WHAT IS EXPECTED: Go through the listing below and list every line with "Warkl".

EXTRACTED DATA:
_ _ _

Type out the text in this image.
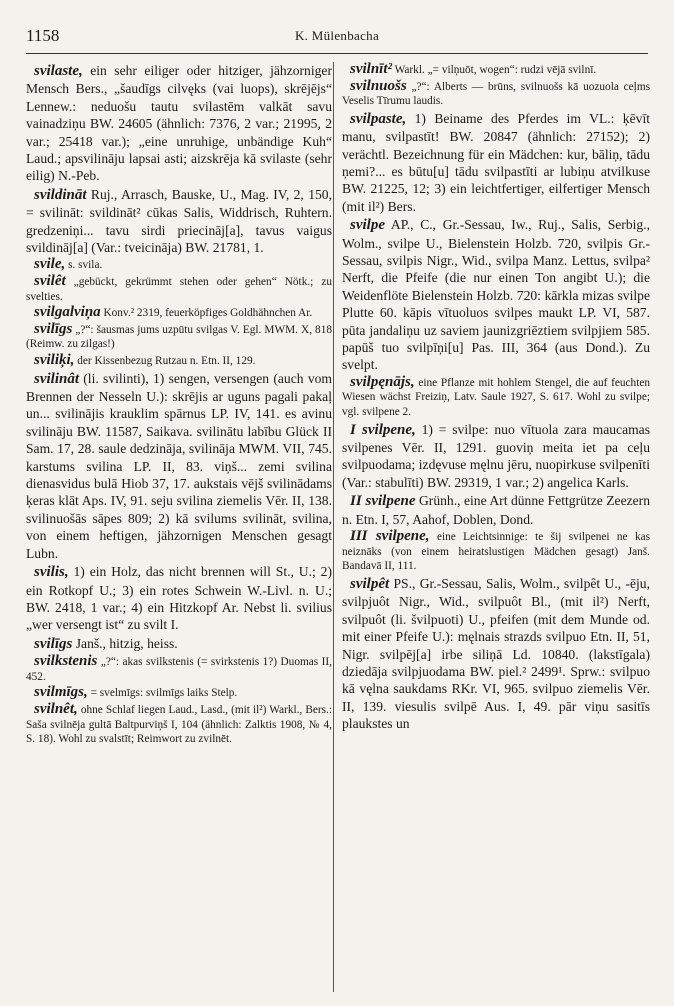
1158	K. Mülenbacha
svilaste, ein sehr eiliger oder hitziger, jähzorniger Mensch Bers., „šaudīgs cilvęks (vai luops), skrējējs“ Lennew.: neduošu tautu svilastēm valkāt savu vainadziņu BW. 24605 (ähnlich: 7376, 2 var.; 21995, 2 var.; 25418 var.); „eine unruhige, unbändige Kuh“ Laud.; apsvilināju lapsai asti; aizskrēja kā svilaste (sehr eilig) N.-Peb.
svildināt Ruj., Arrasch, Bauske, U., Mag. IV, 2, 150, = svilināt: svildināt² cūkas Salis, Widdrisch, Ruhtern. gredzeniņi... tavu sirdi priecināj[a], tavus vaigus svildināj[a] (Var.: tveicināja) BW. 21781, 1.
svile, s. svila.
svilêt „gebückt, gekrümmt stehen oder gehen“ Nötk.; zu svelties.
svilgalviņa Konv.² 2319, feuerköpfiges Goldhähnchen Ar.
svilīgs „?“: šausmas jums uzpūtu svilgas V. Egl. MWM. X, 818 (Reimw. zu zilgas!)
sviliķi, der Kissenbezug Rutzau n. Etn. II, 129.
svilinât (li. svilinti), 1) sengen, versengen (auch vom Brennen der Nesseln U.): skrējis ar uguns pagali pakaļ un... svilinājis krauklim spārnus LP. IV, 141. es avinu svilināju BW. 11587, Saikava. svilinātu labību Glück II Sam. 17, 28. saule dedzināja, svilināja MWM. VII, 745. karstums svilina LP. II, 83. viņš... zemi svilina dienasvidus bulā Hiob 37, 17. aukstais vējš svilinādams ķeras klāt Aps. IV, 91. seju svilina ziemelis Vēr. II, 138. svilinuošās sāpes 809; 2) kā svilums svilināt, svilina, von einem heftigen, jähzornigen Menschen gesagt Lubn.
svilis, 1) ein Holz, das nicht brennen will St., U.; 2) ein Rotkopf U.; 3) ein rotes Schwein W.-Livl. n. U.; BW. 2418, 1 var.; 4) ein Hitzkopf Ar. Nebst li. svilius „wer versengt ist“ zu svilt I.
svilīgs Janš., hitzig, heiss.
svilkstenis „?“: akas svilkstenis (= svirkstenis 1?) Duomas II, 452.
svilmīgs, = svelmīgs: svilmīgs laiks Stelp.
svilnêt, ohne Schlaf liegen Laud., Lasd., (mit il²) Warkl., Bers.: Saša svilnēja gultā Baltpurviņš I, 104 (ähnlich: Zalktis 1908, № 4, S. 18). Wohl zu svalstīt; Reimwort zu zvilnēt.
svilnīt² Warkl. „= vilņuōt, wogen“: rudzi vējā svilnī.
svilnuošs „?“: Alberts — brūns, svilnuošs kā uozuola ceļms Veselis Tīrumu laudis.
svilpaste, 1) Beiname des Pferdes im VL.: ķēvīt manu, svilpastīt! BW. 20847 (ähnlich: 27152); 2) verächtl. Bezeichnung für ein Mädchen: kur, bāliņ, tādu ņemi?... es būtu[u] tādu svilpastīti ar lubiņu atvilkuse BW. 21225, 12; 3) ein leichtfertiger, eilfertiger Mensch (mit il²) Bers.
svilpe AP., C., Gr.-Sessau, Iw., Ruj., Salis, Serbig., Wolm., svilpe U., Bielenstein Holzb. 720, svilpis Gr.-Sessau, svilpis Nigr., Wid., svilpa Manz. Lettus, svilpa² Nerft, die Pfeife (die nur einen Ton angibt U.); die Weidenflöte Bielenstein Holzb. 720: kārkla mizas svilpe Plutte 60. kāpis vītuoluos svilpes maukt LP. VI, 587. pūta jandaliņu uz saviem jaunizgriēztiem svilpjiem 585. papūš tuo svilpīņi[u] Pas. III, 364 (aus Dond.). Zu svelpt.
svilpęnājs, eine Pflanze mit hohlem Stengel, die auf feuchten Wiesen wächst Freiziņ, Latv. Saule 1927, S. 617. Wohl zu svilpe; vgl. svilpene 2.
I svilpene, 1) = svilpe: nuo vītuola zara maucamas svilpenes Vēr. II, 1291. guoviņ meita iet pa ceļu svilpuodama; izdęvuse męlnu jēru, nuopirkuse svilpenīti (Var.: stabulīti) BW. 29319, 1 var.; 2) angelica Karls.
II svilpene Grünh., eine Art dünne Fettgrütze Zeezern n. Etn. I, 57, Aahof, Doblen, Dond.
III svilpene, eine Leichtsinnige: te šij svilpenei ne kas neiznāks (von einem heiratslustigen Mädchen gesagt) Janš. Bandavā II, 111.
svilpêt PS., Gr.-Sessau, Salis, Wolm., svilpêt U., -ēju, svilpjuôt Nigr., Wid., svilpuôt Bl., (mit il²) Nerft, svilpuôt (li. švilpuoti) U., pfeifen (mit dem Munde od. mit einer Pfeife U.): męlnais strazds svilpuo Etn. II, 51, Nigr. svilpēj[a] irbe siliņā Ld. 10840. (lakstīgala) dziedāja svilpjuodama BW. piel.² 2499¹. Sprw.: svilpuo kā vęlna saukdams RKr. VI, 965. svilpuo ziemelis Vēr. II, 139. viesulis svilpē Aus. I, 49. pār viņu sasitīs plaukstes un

_ _ _

CORRECT RESPONSE:
svilnêt, ohne Schlaf liegen Laud., Lasd., (mit il²) Warkl., Bers.: Saša svilnēja gultā Baltpurviņš I, 104 (ähnlich: Zalktis 1908, № 4, S. 18). Wohl zu svalstīt; Reimwort zu zvilnēt.
svilnīt² Warkl. „= vilņuōt, wogen“: rudzi vējā svilnī.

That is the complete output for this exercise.